===== GIVEN RECORDS
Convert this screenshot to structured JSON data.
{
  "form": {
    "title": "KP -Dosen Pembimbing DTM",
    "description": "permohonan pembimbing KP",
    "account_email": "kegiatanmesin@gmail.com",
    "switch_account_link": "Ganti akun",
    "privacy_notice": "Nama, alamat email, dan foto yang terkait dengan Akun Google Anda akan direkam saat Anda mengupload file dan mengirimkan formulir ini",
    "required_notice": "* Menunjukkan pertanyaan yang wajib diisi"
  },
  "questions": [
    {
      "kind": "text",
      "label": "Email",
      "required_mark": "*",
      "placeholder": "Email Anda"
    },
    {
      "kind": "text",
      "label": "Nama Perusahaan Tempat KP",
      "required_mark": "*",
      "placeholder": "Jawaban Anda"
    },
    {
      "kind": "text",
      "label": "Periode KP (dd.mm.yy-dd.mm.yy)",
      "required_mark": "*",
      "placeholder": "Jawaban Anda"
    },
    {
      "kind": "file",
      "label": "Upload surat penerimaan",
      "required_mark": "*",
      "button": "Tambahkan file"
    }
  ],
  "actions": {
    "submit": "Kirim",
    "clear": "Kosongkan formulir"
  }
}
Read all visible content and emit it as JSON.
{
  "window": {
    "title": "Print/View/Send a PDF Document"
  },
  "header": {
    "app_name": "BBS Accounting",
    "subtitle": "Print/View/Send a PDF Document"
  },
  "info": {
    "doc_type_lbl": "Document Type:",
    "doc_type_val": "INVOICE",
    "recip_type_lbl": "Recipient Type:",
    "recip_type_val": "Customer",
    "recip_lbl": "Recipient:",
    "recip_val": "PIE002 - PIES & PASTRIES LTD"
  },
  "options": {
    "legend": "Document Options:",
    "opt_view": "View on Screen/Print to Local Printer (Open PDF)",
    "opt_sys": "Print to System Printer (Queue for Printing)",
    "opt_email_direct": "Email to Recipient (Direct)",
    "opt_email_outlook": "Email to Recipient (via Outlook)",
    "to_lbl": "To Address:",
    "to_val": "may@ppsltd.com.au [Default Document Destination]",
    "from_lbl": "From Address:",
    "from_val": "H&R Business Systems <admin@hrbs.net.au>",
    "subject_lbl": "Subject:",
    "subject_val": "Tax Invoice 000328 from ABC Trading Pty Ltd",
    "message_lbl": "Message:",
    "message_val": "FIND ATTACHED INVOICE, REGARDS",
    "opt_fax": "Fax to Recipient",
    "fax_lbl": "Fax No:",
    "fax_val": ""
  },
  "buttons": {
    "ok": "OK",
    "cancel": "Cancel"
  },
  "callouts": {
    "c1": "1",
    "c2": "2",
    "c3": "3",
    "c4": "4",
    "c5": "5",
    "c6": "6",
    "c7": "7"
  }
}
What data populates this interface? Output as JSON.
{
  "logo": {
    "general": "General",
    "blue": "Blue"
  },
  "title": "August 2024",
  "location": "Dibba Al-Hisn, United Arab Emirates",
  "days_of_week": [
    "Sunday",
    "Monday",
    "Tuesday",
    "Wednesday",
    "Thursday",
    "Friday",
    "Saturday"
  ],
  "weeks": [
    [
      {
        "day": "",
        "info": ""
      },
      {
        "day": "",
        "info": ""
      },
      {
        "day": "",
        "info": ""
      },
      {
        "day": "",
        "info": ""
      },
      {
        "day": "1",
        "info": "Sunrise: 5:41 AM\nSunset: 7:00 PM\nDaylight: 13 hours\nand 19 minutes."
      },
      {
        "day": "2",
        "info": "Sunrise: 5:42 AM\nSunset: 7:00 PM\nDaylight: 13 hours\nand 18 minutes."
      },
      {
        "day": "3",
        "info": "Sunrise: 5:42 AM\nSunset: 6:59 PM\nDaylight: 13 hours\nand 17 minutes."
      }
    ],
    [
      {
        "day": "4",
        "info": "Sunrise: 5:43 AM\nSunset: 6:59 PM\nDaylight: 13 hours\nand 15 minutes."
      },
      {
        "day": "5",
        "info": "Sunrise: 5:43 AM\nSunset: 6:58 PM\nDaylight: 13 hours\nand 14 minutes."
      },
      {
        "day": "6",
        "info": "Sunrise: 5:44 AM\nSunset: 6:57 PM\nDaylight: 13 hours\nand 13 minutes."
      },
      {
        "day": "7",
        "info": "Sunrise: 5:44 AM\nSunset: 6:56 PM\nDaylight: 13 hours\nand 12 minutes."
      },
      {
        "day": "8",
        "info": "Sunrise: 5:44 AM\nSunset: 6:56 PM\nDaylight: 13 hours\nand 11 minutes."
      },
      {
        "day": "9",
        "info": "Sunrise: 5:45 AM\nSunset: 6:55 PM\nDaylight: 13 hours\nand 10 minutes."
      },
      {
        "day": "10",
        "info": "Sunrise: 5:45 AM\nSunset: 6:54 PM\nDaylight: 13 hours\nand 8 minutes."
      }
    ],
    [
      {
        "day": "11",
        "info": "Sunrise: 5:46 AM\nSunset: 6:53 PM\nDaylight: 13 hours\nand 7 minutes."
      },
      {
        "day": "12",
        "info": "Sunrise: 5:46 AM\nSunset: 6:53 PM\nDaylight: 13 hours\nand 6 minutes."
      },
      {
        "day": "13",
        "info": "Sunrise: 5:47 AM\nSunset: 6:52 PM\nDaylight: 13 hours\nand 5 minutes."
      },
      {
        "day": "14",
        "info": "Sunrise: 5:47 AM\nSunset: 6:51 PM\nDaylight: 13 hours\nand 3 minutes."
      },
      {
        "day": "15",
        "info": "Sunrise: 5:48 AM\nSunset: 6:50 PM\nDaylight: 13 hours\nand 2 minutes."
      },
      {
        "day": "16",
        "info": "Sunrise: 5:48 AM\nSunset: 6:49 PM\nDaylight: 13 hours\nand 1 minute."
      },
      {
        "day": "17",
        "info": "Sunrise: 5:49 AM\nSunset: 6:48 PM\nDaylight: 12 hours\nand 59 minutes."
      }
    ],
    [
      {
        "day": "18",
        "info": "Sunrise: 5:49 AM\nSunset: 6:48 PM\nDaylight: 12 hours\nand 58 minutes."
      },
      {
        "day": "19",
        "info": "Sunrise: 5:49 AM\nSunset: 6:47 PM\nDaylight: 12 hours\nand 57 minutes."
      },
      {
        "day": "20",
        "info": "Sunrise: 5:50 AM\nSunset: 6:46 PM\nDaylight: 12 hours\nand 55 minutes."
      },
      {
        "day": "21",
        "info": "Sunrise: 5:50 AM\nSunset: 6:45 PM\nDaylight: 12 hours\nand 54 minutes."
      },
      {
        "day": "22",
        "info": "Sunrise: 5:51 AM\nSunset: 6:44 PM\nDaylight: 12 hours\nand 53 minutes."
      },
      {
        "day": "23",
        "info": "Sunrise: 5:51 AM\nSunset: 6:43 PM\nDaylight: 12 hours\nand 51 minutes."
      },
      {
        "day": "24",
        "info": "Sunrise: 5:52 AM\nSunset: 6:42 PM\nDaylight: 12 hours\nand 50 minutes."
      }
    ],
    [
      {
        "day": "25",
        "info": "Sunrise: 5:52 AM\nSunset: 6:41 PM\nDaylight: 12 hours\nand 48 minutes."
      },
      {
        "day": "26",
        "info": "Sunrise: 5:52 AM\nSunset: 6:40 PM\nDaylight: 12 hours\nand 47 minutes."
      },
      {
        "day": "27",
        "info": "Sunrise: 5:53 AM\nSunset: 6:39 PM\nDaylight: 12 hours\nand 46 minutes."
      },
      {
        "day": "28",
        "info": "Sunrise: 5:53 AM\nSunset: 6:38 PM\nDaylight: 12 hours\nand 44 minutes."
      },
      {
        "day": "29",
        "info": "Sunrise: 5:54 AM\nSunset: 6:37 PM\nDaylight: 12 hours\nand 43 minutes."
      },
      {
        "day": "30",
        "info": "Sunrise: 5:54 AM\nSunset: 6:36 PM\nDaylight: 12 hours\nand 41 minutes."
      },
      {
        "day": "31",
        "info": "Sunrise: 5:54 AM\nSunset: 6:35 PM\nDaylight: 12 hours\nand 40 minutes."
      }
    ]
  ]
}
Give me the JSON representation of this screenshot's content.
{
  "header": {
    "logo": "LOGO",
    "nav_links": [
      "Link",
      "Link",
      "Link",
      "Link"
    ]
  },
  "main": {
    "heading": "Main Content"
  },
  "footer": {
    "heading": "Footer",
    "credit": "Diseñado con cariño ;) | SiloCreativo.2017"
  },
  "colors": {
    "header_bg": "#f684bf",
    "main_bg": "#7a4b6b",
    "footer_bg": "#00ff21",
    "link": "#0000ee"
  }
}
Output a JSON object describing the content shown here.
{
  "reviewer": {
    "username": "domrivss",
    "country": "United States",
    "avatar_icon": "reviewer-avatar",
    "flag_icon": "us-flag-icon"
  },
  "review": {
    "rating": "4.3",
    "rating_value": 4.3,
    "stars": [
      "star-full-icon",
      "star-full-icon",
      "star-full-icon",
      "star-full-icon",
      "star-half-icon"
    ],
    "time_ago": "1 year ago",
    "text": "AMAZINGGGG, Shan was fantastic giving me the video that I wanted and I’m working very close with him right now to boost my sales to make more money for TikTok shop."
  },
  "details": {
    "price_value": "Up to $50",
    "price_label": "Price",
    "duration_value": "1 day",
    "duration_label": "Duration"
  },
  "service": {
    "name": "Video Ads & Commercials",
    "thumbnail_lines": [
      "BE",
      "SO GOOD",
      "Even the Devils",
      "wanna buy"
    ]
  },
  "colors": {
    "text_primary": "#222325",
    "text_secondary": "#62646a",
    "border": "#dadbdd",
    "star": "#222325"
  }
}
==========
• _EXERCISE PROMPT_
Copy every line of the entries above in which "data" occurs.

• _ANSWER TO THE PROBLEM_
Convert this screenshot to structured JSON data.
What data populates this interface? Output as JSON.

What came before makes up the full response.